### THE PROBLEM
Search the material for the word "ulike" and copy each line that holds it.

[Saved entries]
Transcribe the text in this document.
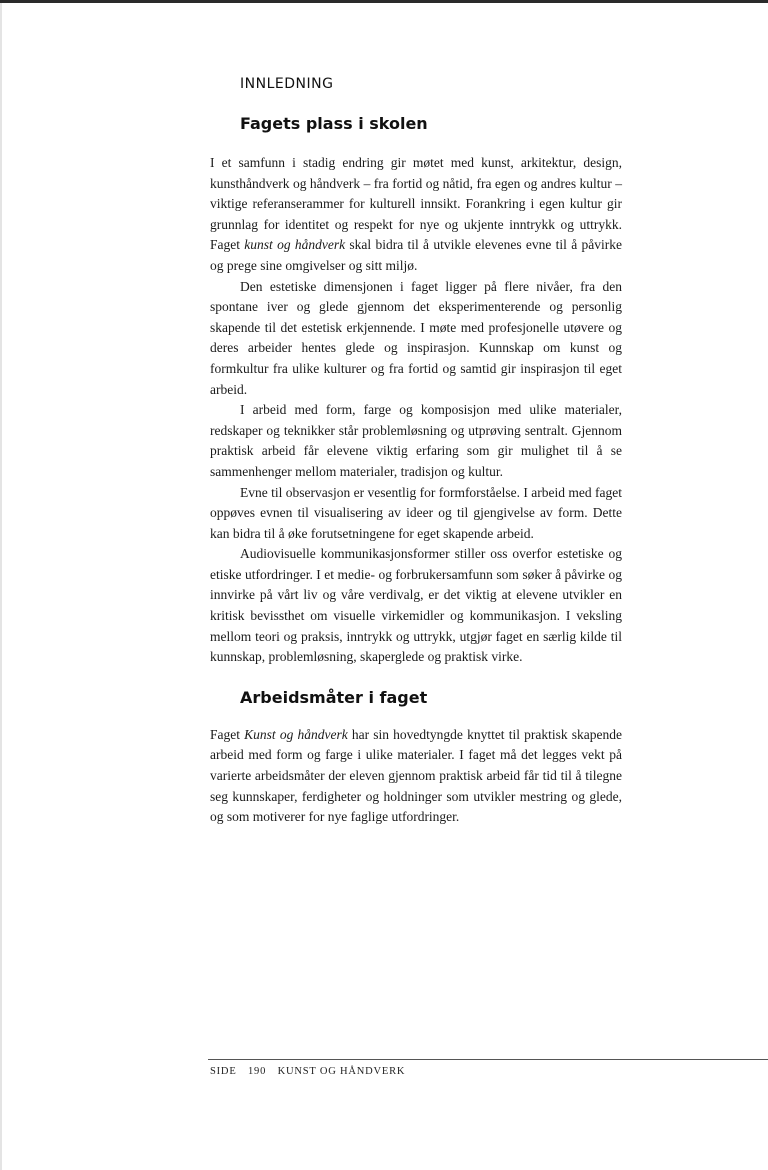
INNLEDNING
Fagets plass i skolen

I et samfunn i stadig endring gir møtet med kunst, arkitektur, design, kunsthåndverk og håndverk – fra fortid og nåtid, fra egen og andres kultur – viktige referanserammer for kulturell innsikt. Forankring i egen kultur gir grunnlag for identitet og respekt for nye og ukjente inntrykk og uttrykk. Faget kunst og håndverk skal bidra til å utvikle elevenes evne til å påvirke og prege sine omgivelser og sitt miljø.

Den estetiske dimensjonen i faget ligger på flere nivåer, fra den spontane iver og glede gjennom det eksperimenterende og personlig skapende til det estetisk erkjennende. I møte med profesjonelle utøvere og deres arbeider hentes glede og inspirasjon. Kunnskap om kunst og formkultur fra ulike kulturer og fra fortid og samtid gir inspirasjon til eget arbeid.

I arbeid med form, farge og komposisjon med ulike materialer, redskaper og teknikker står problemløsning og utprøving sentralt. Gjennom praktisk arbeid får elevene viktig erfaring som gir mulighet til å se sammenhenger mellom materialer, tradisjon og kultur.

Evne til observasjon er vesentlig for formforståelse. I arbeid med faget oppøves evnen til visualisering av ideer og til gjengivelse av form. Dette kan bidra til å øke forutsetningene for eget skapende arbeid.

Audiovisuelle kommunikasjonsformer stiller oss overfor estetiske og etiske utfordringer. I et medie- og forbrukersamfunn som søker å påvirke og innvirke på vårt liv og våre verdivalg, er det viktig at elevene utvikler en kritisk bevissthet om visuelle virkemidler og kommunikasjon. I veksling mellom teori og praksis, inntrykk og uttrykk, utgjør faget en særlig kilde til kunnskap, problemløsning, skaperglede og praktisk virke.

Arbeidsmåter i faget

Faget Kunst og håndverk har sin hovedtyngde knyttet til praktisk skapende arbeid med form og farge i ulike materialer. I faget må det legges vekt på varierte arbeidsmåter der eleven gjennom praktisk arbeid får tid til å tilegne seg kunnskaper, ferdigheter og holdninger som utvikler mestring og glede, og som motiverer for nye faglige utfordringer.

SIDE 190 KUNST OG HÅNDVERK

### OUTPUT
Den estetiske dimensjonen i faget ligger på flere nivåer, fra den spontane iver og glede gjennom det eksperimenterende og personlig skapende til det estetisk erkjennende. I møte med profesjonelle utøvere og deres arbeider hentes glede og inspirasjon. Kunnskap om kunst og formkultur fra ulike kulturer og fra fortid og samtid gir inspirasjon til eget arbeid.
I arbeid med form, farge og komposisjon med ulike materialer, redskaper og teknikker står problemløsning og utprøving sentralt. Gjennom praktisk arbeid får elevene viktig erfaring som gir mulighet til å se sammenhenger mellom materialer, tradisjon og kultur.
Faget Kunst og håndverk har sin hovedtyngde knyttet til praktisk skapende arbeid med form og farge i ulike materialer. I faget må det legges vekt på varierte arbeidsmåter der eleven gjennom praktisk arbeid får tid til å tilegne seg kunnskaper, ferdigheter og holdninger som utvikler mestring og glede, og som motiverer for nye faglige utfordringer.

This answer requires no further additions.